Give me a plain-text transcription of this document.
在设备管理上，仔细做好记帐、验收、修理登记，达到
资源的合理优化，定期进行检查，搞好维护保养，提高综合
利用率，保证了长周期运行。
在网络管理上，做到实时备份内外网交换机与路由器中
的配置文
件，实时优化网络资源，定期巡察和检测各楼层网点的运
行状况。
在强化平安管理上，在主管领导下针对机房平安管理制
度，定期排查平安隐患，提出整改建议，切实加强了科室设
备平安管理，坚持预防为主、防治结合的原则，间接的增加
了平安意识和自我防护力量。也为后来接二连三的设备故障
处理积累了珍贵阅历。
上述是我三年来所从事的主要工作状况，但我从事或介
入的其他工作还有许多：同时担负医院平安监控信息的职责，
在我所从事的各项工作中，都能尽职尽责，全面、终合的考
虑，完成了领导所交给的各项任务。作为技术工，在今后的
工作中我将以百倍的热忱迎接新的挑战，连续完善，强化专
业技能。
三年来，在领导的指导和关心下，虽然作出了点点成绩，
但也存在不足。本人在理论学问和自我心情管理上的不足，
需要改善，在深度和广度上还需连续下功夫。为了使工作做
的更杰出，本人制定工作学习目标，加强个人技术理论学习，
****
▶ Exercise goal:
Write out the full set of records exactly as given.

▶ Completed task:
Give me a plain-text transcription of this document.
在设备管理上，仔细做好记帐、验收、修理登记，达到
资源的合理优化，定期进行检查，搞好维护保养，提高综合
利用率，保证了长周期运行。
在网络管理上，做到实时备份内外网交换机与路由器中
的配置文
件，实时优化网络资源，定期巡察和检测各楼层网点的运
行状况。
在强化平安管理上，在主管领导下针对机房平安管理制
度，定期排查平安隐患，提出整改建议，切实加强了科室设
备平安管理，坚持预防为主、防治结合的原则，间接的增加
了平安意识和自我防护力量。也为后来接二连三的设备故障
处理积累了珍贵阅历。
上述是我三年来所从事的主要工作状况，但我从事或介
入的其他工作还有许多：同时担负医院平安监控信息的职责，
在我所从事的各项工作中，都能尽职尽责，全面、终合的考
虑，完成了领导所交给的各项任务。作为技术工，在今后的
工作中我将以百倍的热忱迎接新的挑战，连续完善，强化专
业技能。
三年来，在领导的指导和关心下，虽然作出了点点成绩，
但也存在不足。本人在理论学问和自我心情管理上的不足，
需要改善，在深度和广度上还需连续下功夫。为了使工作做
的更杰出，本人制定工作学习目标，加强个人技术理论学习，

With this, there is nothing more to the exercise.